* [Exercise goal]:
Keep only the lines of the listing that include the word "управления", and copy them.

[Saved entries]
#####
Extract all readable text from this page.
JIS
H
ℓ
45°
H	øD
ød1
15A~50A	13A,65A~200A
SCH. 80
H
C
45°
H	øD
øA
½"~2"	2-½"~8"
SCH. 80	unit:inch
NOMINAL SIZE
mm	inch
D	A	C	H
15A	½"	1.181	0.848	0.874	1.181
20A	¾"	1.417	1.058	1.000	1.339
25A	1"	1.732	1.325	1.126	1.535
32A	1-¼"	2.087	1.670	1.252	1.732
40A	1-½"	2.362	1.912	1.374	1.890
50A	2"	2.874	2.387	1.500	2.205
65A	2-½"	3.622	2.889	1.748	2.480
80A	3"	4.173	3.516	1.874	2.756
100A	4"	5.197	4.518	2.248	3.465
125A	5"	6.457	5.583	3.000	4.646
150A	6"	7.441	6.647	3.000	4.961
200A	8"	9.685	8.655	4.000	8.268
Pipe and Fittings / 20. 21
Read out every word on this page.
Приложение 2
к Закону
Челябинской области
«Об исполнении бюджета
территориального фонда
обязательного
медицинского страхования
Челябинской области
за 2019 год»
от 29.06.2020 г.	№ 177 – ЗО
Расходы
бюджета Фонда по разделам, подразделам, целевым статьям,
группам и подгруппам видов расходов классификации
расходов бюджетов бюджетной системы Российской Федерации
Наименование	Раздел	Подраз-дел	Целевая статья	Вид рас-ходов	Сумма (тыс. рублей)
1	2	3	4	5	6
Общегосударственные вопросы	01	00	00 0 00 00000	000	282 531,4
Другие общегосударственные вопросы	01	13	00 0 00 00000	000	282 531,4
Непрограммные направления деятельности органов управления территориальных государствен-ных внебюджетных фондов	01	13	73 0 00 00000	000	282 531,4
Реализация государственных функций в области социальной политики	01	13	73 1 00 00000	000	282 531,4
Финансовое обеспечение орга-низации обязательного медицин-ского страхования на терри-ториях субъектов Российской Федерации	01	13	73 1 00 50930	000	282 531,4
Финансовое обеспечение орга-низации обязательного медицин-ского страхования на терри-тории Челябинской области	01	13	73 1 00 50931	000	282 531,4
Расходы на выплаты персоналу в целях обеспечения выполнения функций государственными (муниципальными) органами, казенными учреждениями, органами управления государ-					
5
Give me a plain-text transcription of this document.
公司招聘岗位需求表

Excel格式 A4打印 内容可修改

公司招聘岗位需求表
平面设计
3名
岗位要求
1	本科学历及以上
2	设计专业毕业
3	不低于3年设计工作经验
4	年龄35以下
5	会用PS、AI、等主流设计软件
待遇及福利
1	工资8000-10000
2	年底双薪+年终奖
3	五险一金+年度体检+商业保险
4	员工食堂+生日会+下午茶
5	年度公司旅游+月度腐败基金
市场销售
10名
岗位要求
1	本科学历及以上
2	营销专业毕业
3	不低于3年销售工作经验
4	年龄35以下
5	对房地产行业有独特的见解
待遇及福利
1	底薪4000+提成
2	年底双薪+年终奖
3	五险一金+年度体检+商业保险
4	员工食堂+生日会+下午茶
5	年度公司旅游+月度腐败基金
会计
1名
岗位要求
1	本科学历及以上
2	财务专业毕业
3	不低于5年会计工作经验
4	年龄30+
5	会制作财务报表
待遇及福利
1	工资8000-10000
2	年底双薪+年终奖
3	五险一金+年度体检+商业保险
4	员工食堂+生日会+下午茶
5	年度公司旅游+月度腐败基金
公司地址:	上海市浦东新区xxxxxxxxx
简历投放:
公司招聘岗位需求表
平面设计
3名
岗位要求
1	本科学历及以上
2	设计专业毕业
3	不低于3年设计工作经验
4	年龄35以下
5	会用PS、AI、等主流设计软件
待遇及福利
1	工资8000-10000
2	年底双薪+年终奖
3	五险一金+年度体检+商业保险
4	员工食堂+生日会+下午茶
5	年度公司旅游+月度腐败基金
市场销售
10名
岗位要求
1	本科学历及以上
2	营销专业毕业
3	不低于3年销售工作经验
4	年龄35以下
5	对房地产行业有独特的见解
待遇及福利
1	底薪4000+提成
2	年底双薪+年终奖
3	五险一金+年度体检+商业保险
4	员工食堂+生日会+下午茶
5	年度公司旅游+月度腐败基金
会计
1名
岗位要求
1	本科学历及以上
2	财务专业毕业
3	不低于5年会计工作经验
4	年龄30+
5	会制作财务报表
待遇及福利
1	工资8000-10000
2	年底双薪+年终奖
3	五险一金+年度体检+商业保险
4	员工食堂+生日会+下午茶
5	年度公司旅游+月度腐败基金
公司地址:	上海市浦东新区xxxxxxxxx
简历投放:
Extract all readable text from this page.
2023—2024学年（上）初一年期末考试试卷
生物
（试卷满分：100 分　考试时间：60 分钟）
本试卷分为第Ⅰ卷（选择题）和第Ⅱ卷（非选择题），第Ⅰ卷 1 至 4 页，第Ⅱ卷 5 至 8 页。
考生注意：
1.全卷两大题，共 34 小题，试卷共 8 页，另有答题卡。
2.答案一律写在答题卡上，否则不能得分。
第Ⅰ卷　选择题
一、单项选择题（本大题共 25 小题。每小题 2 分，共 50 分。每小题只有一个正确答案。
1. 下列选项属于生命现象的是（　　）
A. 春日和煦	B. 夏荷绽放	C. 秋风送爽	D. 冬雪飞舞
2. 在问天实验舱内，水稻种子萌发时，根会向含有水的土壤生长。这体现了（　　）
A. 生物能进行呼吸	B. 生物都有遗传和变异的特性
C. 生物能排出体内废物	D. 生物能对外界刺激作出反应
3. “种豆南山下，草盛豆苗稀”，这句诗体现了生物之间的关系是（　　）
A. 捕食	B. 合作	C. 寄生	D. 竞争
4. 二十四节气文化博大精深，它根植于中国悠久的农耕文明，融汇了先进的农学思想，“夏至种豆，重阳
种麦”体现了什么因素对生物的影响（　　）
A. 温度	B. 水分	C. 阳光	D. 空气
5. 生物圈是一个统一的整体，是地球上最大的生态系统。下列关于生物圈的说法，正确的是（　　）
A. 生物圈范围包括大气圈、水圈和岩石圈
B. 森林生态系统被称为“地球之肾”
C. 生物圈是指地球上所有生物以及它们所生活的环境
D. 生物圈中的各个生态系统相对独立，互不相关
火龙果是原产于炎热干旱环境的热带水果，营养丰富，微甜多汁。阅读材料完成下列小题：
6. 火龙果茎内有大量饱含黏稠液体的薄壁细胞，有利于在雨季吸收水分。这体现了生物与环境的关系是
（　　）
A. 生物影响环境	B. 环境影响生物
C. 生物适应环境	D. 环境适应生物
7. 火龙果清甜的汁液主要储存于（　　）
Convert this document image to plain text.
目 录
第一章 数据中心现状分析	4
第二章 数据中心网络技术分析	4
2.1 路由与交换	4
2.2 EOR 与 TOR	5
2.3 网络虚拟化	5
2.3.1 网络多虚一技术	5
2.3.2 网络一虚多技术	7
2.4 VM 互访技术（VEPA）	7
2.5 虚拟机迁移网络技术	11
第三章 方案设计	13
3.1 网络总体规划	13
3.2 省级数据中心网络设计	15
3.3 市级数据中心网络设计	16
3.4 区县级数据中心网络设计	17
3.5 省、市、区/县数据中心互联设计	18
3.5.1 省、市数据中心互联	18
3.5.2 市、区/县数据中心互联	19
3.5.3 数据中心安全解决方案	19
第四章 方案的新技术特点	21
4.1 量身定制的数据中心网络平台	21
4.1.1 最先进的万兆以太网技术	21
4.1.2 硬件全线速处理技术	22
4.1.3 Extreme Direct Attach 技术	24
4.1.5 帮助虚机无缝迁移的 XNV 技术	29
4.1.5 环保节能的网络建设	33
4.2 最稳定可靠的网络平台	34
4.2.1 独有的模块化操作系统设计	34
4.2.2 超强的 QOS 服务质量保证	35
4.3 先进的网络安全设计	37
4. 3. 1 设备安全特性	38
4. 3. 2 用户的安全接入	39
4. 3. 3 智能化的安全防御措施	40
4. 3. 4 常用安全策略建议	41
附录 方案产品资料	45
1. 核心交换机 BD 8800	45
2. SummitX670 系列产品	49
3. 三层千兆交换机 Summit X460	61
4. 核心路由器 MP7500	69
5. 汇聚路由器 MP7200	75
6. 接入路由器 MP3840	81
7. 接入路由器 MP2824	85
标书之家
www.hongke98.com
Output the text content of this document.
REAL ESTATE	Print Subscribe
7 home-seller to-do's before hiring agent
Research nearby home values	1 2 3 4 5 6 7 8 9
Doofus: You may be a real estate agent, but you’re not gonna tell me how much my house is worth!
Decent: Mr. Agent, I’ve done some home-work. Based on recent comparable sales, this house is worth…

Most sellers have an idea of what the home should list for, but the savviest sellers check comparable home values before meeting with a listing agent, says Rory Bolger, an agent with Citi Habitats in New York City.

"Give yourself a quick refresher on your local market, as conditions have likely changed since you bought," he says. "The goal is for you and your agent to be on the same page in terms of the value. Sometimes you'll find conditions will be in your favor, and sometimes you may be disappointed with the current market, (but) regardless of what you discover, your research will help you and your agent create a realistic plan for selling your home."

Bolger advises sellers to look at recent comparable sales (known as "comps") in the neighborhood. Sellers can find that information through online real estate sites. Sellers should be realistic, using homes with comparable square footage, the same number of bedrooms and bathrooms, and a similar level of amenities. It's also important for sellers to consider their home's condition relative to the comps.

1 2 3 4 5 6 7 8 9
#####
* [Response to this task]:
Непрограммные направления деятельности органов управления территориальных государствен-ных внебюджетных фондов	01	13	73 0 00 00000	000	282 531,4
Расходы на выплаты персоналу в целях обеспечения выполнения функций государственными (муниципальными) органами, казенными учреждениями, органами управления государ-					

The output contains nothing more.